> [Given problem]: Your task is to repeat the entries word for word while leaving out the pictures.

Stored data:
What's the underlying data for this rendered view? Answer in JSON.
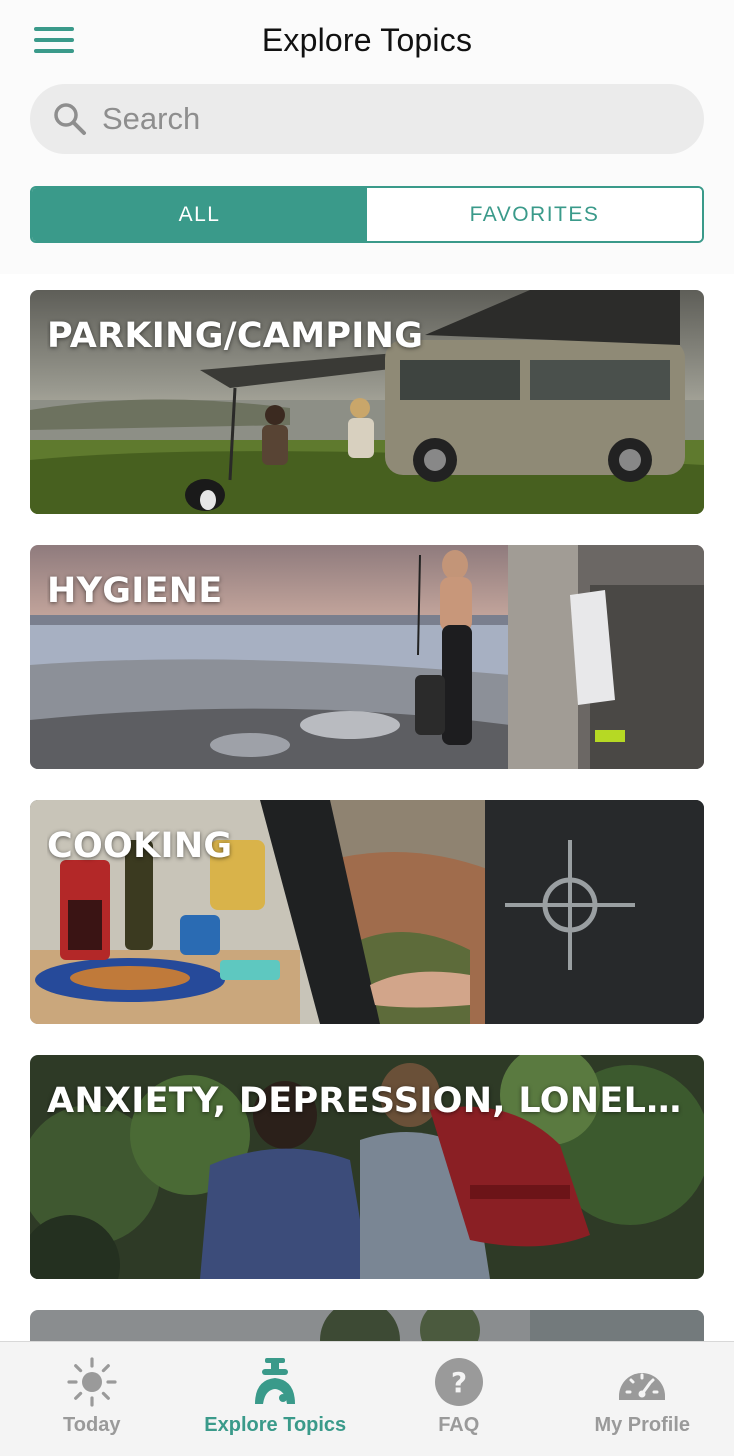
{
  "header": {
    "title": "Explore Topics",
    "menu_icon": "hamburger-menu-icon"
  },
  "search": {
    "placeholder": "Search",
    "value": "",
    "icon": "search-icon"
  },
  "segments": [
    {
      "label": "ALL",
      "active": true
    },
    {
      "label": "FAVORITES",
      "active": false
    }
  ],
  "topics": [
    {
      "label": "PARKING/CAMPING"
    },
    {
      "label": "HYGIENE"
    },
    {
      "label": "COOKING"
    },
    {
      "label": "ANXIETY, DEPRESSION, LONELI..."
    }
  ],
  "tabs": [
    {
      "label": "Today",
      "icon": "sun-icon",
      "active": false
    },
    {
      "label": "Explore Topics",
      "icon": "explore-topics-icon",
      "active": true
    },
    {
      "label": "FAQ",
      "icon": "question-icon",
      "active": false
    },
    {
      "label": "My Profile",
      "icon": "speedometer-icon",
      "active": false
    }
  ],
  "colors": {
    "accent": "#3a9a8a",
    "inactive_tab": "#9a9a9a",
    "tab_bar_bg": "#f4f4f4"
  }
}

> [Complete answer]:
What's the underlying data for this rendered view? Answer in JSON.
{
  "header": {
    "title": "Explore Topics",
    "menu_icon": "hamburger-menu-icon"
  },
  "search": {
    "placeholder": "Search",
    "value": "",
    "icon": "search-icon"
  },
  "segments": [
    {
      "label": "ALL",
      "active": true
    },
    {
      "label": "FAVORITES",
      "active": false
    }
  ],
  "topics": [
    {
      "label": "PARKING/CAMPING"
    },
    {
      "label": "HYGIENE"
    },
    {
      "label": "COOKING"
    },
    {
      "label": "ANXIETY, DEPRESSION, LONELI..."
    }
  ],
  "tabs": [
    {
      "label": "Today",
      "icon": "sun-icon",
      "active": false
    },
    {
      "label": "Explore Topics",
      "icon": "explore-topics-icon",
      "active": true
    },
    {
      "label": "FAQ",
      "icon": "question-icon",
      "active": false
    },
    {
      "label": "My Profile",
      "icon": "speedometer-icon",
      "active": false
    }
  ],
  "colors": {
    "accent": "#3a9a8a",
    "inactive_tab": "#9a9a9a",
    "tab_bar_bg": "#f4f4f4"
  }
}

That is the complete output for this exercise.